• [WHAT IS EXPECTED] Skip the images and return the records below exactly.

• [EXTRACTED INFORMATION]
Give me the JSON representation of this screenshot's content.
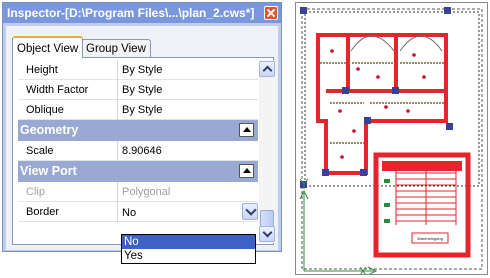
{
  "window": {
    "title": "Inspector-[D:\\Program Files\\...\\plan_2.cws*]"
  },
  "tabs": [
    {
      "label": "Object View",
      "active": true
    },
    {
      "label": "Group View",
      "active": false
    }
  ],
  "properties": {
    "rows_top": [
      {
        "key": "Height",
        "value": "By Style"
      },
      {
        "key": "Width Factor",
        "value": "By Style"
      },
      {
        "key": "Oblique",
        "value": "By Style"
      }
    ],
    "geometry": {
      "label": "Geometry",
      "rows": [
        {
          "key": "Scale",
          "value": "8.90646"
        }
      ]
    },
    "view_port": {
      "label": "View Port",
      "rows": [
        {
          "key": "Clip",
          "value": "Polygonal",
          "disabled": true
        },
        {
          "key": "Border",
          "value": "No"
        }
      ]
    }
  },
  "border_dropdown": {
    "options": [
      "No",
      "Yes"
    ],
    "selected": "No"
  },
  "drawing": {
    "stair_caption": "Wareneingang"
  },
  "colors": {
    "title_bar": "#7a96dc",
    "category_header": "#9aa9d3",
    "selection": "#3b62c4",
    "wall_red": "#e3262b",
    "handle_blue": "#3a3f9a"
  }
}
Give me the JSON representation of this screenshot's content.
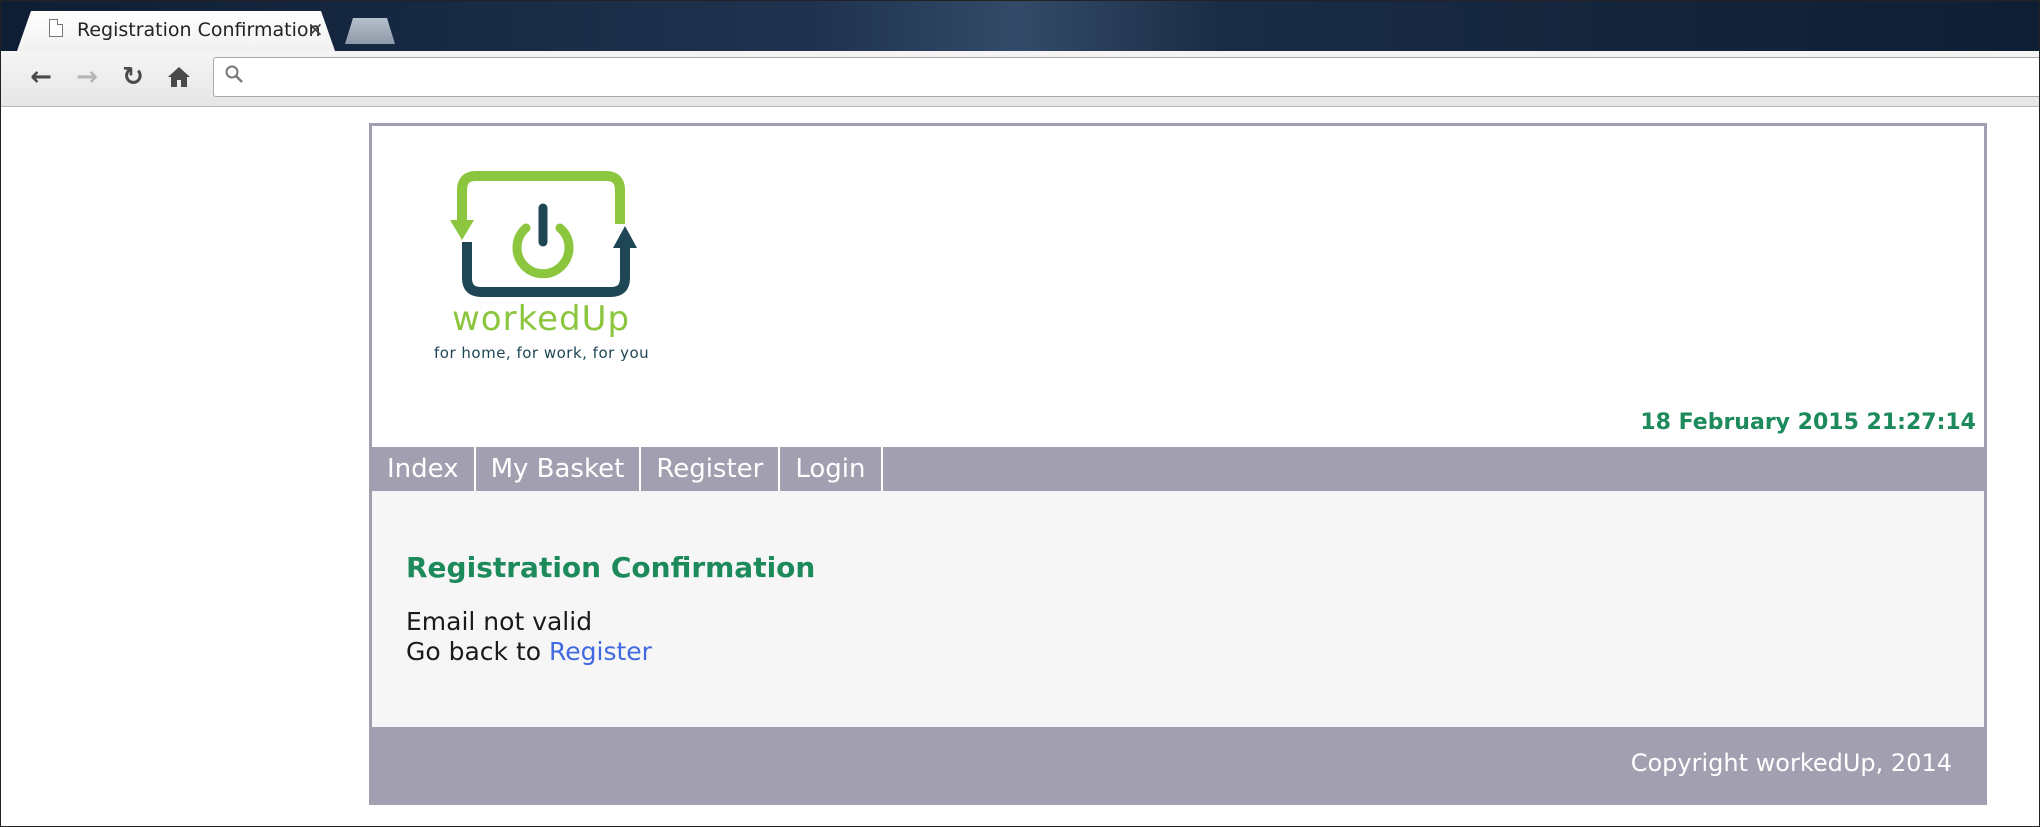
{
  "browser": {
    "tab_title": "Registration Confirmation",
    "tab_close": "×",
    "address": ""
  },
  "header": {
    "logo_text": "workedUp",
    "tagline": "for home, for work, for you",
    "datetime": "18 February 2015 21:27:14"
  },
  "nav": {
    "items": [
      {
        "label": "Index"
      },
      {
        "label": "My Basket"
      },
      {
        "label": "Register"
      },
      {
        "label": "Login"
      }
    ]
  },
  "content": {
    "title": "Registration Confirmation",
    "message": "Email not valid",
    "go_back_text": "Go back to",
    "go_back_link": "Register"
  },
  "footer": {
    "copyright": "Copyright workedUp, 2014"
  },
  "colors": {
    "accent_green": "#1c8a5a",
    "logo_green": "#8cc63e",
    "logo_dark": "#1e4655",
    "nav_bg": "#a19fb0",
    "link": "#4169e1"
  }
}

• [OUTPUT OF THE TASK]
Give me the JSON representation of this screenshot's content.
{
  "window": {
    "title": "Inspector-[D:\\Program Files\\...\\plan_2.cws*]"
  },
  "tabs": [
    {
      "label": "Object View",
      "active": true
    },
    {
      "label": "Group View",
      "active": false
    }
  ],
  "properties": {
    "rows_top": [
      {
        "key": "Height",
        "value": "By Style"
      },
      {
        "key": "Width Factor",
        "value": "By Style"
      },
      {
        "key": "Oblique",
        "value": "By Style"
      }
    ],
    "geometry": {
      "label": "Geometry",
      "rows": [
        {
          "key": "Scale",
          "value": "8.90646"
        }
      ]
    },
    "view_port": {
      "label": "View Port",
      "rows": [
        {
          "key": "Clip",
          "value": "Polygonal",
          "disabled": true
        },
        {
          "key": "Border",
          "value": "No"
        }
      ]
    }
  },
  "border_dropdown": {
    "options": [
      "No",
      "Yes"
    ],
    "selected": "No"
  },
  "drawing": {
    "stair_caption": "Wareneingang"
  },
  "colors": {
    "title_bar": "#7a96dc",
    "category_header": "#9aa9d3",
    "selection": "#3b62c4",
    "wall_red": "#e3262b",
    "handle_blue": "#3a3f9a"
  }
}
Give me the JSON representation of this screenshot's content.
{
  "browser": {
    "tab_title": "Registration Confirmation",
    "tab_close": "×",
    "address": ""
  },
  "header": {
    "logo_text": "workedUp",
    "tagline": "for home, for work, for you",
    "datetime": "18 February 2015 21:27:14"
  },
  "nav": {
    "items": [
      {
        "label": "Index"
      },
      {
        "label": "My Basket"
      },
      {
        "label": "Register"
      },
      {
        "label": "Login"
      }
    ]
  },
  "content": {
    "title": "Registration Confirmation",
    "message": "Email not valid",
    "go_back_text": "Go back to",
    "go_back_link": "Register"
  },
  "footer": {
    "copyright": "Copyright workedUp, 2014"
  },
  "colors": {
    "accent_green": "#1c8a5a",
    "logo_green": "#8cc63e",
    "logo_dark": "#1e4655",
    "nav_bg": "#a19fb0",
    "link": "#4169e1"
  }
}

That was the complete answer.